● TASK TO COMPLETE:
Please list all lines of the material below in which the string "this" occurs.

= = = = = = =

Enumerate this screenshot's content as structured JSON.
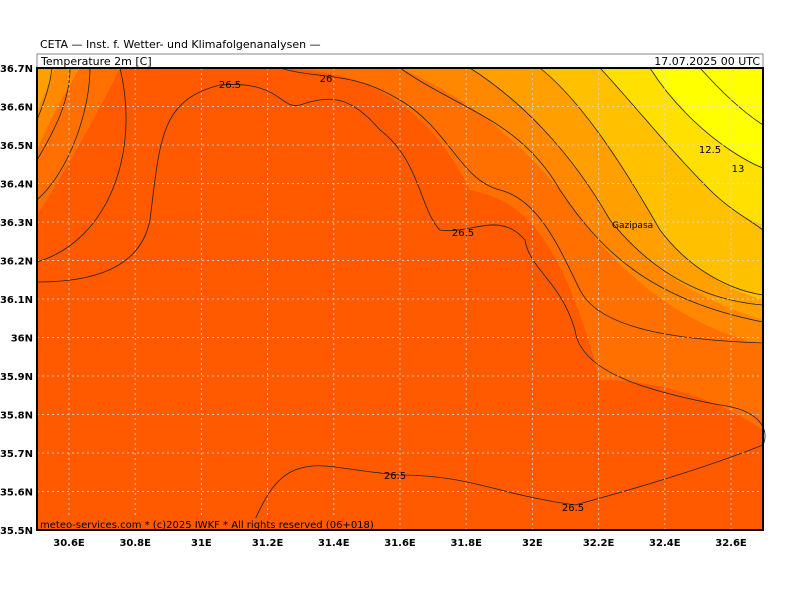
{
  "header": {
    "source": "CETA — Inst. f. Wetter- und Klimafolgenanalysen —",
    "variable": "Temperature 2m [C]",
    "date": "17.07.2025 00 UTC"
  },
  "map": {
    "lat_labels": [
      "36.7N",
      "36.6N",
      "36.5N",
      "36.4N",
      "36.3N",
      "36.2N",
      "36.1N",
      "36N",
      "35.9N",
      "35.8N",
      "35.7N",
      "35.6N",
      "35.5N"
    ],
    "lon_labels": [
      "30.6E",
      "30.8E",
      "31E",
      "31.2E",
      "31.4E",
      "31.6E",
      "31.8E",
      "32E",
      "32.2E",
      "32.4E",
      "32.6E"
    ],
    "contour_labels": [
      "26.5",
      "26",
      "26.5",
      "12.5",
      "13",
      "26.5",
      "26.5"
    ],
    "place": "Gazipasa",
    "footer": "meteo-services.com * (c)2025 IWKF * All rights reserved (06+018)"
  }
}
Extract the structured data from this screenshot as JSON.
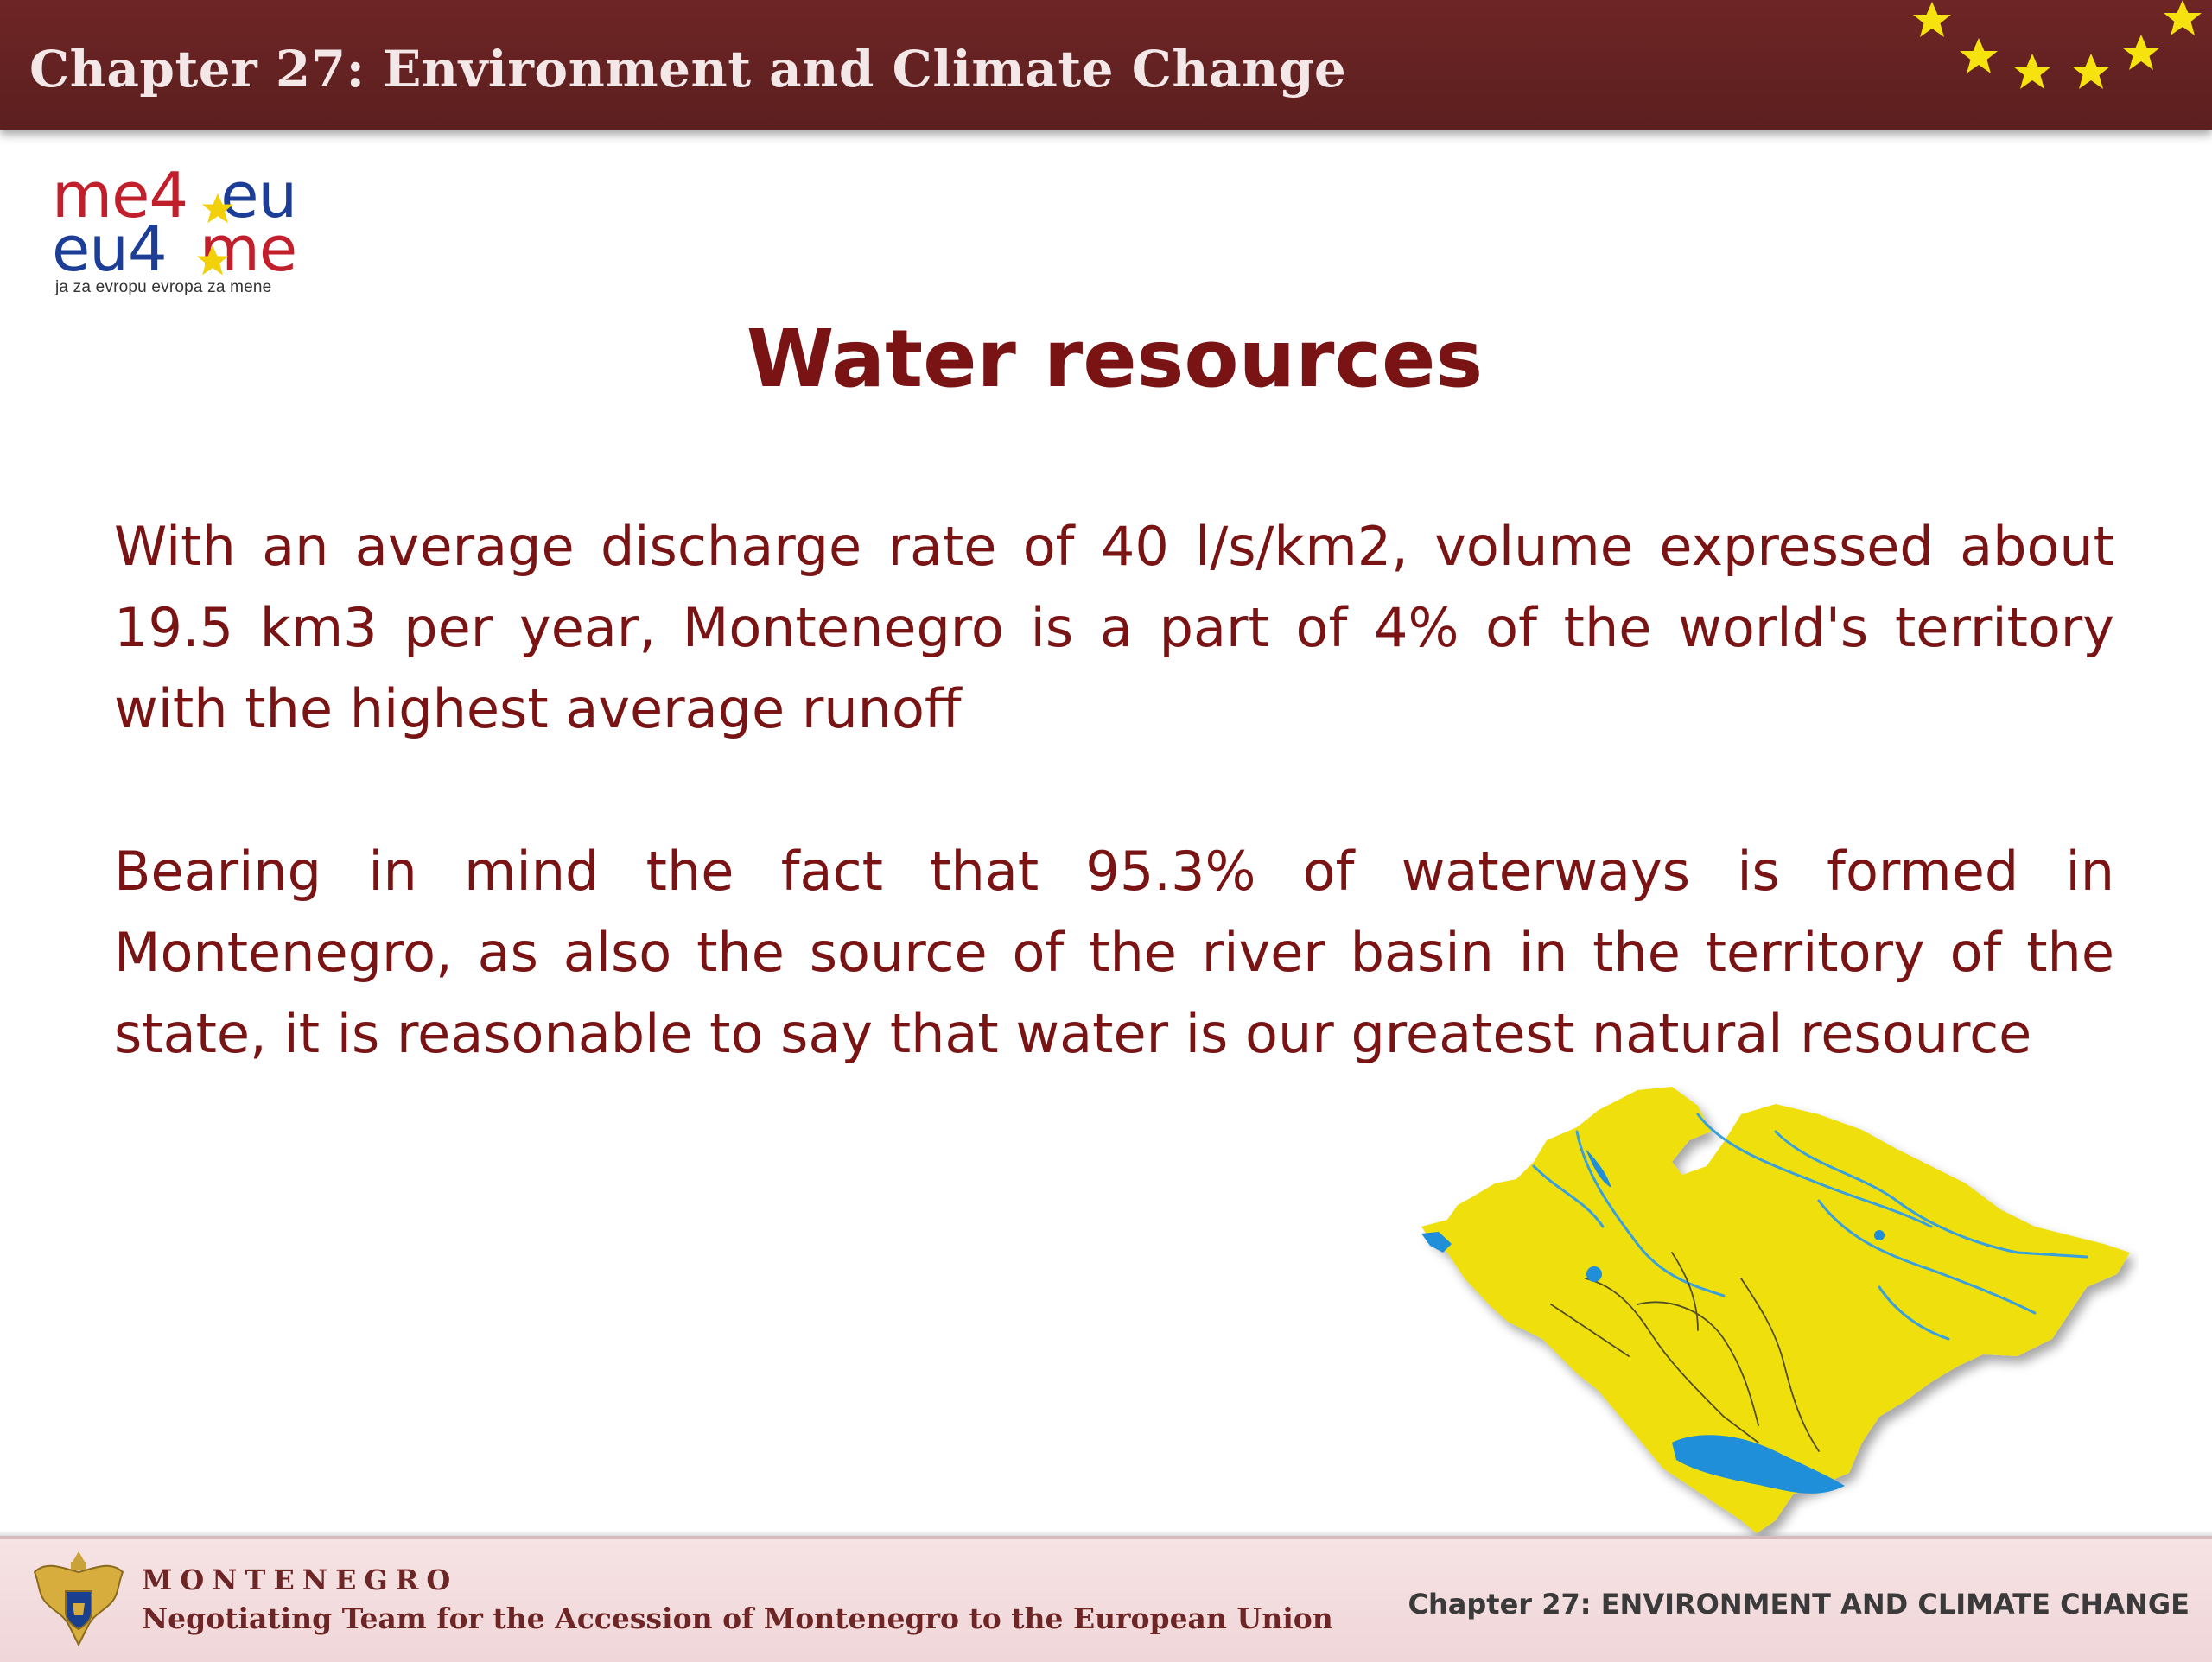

= = = = = = =

● CORRECT ANSWER:
Enumerate this screenshot's content as structured JSON.
Extract the structured data from this screenshot as JSON.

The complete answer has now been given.